■ **DATA FOR THIS TASK**
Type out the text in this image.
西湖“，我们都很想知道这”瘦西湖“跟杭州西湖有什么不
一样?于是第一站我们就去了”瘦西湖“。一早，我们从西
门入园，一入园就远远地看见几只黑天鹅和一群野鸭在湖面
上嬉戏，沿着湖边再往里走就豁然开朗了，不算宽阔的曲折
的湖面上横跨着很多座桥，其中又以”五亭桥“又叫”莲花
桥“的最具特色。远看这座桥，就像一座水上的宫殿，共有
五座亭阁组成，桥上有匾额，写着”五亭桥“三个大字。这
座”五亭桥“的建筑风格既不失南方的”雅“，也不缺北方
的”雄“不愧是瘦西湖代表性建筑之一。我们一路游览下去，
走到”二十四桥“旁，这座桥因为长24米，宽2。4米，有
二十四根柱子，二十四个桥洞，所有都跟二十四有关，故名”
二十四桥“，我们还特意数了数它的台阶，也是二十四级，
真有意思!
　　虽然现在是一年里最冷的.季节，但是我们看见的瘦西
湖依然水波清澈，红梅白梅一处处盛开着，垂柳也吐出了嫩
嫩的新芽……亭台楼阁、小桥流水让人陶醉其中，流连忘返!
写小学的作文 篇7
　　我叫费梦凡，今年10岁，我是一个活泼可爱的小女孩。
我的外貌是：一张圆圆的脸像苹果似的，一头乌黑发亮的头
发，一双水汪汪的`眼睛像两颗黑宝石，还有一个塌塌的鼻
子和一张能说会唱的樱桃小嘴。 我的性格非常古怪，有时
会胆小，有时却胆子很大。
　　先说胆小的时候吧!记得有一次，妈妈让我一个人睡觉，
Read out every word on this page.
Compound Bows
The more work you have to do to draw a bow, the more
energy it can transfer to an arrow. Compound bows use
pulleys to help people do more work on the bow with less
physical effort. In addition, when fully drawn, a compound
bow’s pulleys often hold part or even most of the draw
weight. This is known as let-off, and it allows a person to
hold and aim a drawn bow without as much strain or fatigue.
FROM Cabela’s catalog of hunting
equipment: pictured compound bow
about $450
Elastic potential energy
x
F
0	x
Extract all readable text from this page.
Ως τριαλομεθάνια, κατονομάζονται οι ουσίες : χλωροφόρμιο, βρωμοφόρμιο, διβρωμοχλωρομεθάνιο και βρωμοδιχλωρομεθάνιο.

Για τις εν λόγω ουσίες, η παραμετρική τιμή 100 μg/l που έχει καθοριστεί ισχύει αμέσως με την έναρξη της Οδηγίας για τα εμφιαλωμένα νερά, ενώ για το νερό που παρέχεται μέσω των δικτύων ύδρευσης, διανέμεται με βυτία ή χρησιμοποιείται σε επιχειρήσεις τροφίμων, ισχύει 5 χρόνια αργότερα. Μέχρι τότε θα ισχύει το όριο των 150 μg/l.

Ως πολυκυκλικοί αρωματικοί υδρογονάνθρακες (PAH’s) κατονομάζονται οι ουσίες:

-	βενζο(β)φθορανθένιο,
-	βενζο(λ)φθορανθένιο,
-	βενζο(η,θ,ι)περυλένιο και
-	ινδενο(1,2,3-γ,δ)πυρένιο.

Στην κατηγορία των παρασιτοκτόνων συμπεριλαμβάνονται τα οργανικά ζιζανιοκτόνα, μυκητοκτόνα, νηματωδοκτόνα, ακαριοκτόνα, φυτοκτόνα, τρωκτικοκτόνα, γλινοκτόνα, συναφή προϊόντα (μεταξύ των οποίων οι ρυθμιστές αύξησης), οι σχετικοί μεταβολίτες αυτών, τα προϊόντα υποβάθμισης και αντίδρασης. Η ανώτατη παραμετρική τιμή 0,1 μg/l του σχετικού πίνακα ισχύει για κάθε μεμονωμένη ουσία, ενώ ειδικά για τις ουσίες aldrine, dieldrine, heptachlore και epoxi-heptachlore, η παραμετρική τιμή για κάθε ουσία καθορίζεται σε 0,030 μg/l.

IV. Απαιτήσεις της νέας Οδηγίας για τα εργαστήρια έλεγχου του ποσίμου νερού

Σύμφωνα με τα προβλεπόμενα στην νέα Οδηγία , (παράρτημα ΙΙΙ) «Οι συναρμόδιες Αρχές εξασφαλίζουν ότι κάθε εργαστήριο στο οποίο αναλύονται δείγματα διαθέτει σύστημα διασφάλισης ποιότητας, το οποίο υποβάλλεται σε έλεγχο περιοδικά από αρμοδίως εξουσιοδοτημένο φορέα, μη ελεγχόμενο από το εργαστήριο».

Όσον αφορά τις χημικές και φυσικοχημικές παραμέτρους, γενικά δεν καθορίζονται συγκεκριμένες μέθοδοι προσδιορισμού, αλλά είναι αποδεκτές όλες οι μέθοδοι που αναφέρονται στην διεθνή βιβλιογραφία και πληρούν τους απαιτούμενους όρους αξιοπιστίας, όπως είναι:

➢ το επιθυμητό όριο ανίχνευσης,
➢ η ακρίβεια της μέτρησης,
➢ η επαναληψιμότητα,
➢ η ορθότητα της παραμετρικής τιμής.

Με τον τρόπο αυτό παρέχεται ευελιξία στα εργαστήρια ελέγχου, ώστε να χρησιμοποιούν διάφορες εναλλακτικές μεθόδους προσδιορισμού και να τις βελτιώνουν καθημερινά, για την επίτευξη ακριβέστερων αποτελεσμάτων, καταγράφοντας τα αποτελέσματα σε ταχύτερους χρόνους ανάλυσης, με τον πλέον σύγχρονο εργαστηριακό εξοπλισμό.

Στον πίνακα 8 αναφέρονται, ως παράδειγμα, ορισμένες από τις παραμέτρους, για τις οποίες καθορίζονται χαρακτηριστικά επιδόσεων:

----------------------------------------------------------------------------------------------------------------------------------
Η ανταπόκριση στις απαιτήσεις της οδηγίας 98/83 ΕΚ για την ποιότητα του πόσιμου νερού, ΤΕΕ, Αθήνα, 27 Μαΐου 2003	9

■ **TASK TO COMPLETE**
Select every line in the material above where the string "page" occurs, and copy it.

■ **SOLUTION TO THE EXERCISE**
Read out every word on this page.
Extract all readable text from this page.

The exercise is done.